[Lines of data]
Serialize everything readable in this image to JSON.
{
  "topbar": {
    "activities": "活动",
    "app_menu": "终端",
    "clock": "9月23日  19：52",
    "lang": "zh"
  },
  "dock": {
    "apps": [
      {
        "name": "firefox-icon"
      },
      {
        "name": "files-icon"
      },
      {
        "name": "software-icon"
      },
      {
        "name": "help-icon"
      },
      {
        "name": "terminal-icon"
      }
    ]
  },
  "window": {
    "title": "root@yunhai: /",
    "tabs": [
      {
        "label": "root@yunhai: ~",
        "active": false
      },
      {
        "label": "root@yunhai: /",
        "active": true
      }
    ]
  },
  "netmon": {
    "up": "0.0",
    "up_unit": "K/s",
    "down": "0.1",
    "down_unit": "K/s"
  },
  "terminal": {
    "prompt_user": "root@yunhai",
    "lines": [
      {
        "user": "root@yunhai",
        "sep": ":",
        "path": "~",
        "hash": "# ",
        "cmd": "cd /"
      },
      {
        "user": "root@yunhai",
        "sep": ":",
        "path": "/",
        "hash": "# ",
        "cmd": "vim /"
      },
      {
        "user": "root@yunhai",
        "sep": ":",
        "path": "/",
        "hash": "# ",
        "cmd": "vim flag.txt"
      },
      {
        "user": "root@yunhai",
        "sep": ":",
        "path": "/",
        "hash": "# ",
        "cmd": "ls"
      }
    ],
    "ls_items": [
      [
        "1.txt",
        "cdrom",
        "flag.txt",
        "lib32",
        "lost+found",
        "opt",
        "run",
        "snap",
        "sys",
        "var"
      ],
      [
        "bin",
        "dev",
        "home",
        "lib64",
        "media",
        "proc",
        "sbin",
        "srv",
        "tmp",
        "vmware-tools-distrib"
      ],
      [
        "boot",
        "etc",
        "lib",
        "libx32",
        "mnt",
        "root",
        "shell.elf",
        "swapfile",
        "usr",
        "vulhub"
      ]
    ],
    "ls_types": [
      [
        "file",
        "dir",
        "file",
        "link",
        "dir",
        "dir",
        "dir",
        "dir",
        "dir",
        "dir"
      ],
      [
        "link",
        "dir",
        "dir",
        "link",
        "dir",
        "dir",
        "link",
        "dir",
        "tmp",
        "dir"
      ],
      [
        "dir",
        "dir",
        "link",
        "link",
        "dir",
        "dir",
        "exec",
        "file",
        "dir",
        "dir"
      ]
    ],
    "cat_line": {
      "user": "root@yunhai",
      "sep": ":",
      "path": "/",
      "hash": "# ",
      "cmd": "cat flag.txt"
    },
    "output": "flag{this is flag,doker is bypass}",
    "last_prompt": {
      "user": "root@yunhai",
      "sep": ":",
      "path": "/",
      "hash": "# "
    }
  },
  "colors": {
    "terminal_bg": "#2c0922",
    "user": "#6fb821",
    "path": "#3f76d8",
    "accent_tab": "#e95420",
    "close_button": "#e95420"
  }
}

WHAT IS REQUIRED =
Return the listing above in full, character for character.

EXERCISE OUTPUT =
Serialize everything readable in this image to JSON.
{
  "topbar": {
    "activities": "活动",
    "app_menu": "终端",
    "clock": "9月23日  19：52",
    "lang": "zh"
  },
  "dock": {
    "apps": [
      {
        "name": "firefox-icon"
      },
      {
        "name": "files-icon"
      },
      {
        "name": "software-icon"
      },
      {
        "name": "help-icon"
      },
      {
        "name": "terminal-icon"
      }
    ]
  },
  "window": {
    "title": "root@yunhai: /",
    "tabs": [
      {
        "label": "root@yunhai: ~",
        "active": false
      },
      {
        "label": "root@yunhai: /",
        "active": true
      }
    ]
  },
  "netmon": {
    "up": "0.0",
    "up_unit": "K/s",
    "down": "0.1",
    "down_unit": "K/s"
  },
  "terminal": {
    "prompt_user": "root@yunhai",
    "lines": [
      {
        "user": "root@yunhai",
        "sep": ":",
        "path": "~",
        "hash": "# ",
        "cmd": "cd /"
      },
      {
        "user": "root@yunhai",
        "sep": ":",
        "path": "/",
        "hash": "# ",
        "cmd": "vim /"
      },
      {
        "user": "root@yunhai",
        "sep": ":",
        "path": "/",
        "hash": "# ",
        "cmd": "vim flag.txt"
      },
      {
        "user": "root@yunhai",
        "sep": ":",
        "path": "/",
        "hash": "# ",
        "cmd": "ls"
      }
    ],
    "ls_items": [
      [
        "1.txt",
        "cdrom",
        "flag.txt",
        "lib32",
        "lost+found",
        "opt",
        "run",
        "snap",
        "sys",
        "var"
      ],
      [
        "bin",
        "dev",
        "home",
        "lib64",
        "media",
        "proc",
        "sbin",
        "srv",
        "tmp",
        "vmware-tools-distrib"
      ],
      [
        "boot",
        "etc",
        "lib",
        "libx32",
        "mnt",
        "root",
        "shell.elf",
        "swapfile",
        "usr",
        "vulhub"
      ]
    ],
    "ls_types": [
      [
        "file",
        "dir",
        "file",
        "link",
        "dir",
        "dir",
        "dir",
        "dir",
        "dir",
        "dir"
      ],
      [
        "link",
        "dir",
        "dir",
        "link",
        "dir",
        "dir",
        "link",
        "dir",
        "tmp",
        "dir"
      ],
      [
        "dir",
        "dir",
        "link",
        "link",
        "dir",
        "dir",
        "exec",
        "file",
        "dir",
        "dir"
      ]
    ],
    "cat_line": {
      "user": "root@yunhai",
      "sep": ":",
      "path": "/",
      "hash": "# ",
      "cmd": "cat flag.txt"
    },
    "output": "flag{this is flag,doker is bypass}",
    "last_prompt": {
      "user": "root@yunhai",
      "sep": ":",
      "path": "/",
      "hash": "# "
    }
  },
  "colors": {
    "terminal_bg": "#2c0922",
    "user": "#6fb821",
    "path": "#3f76d8",
    "accent_tab": "#e95420",
    "close_button": "#e95420"
  }
}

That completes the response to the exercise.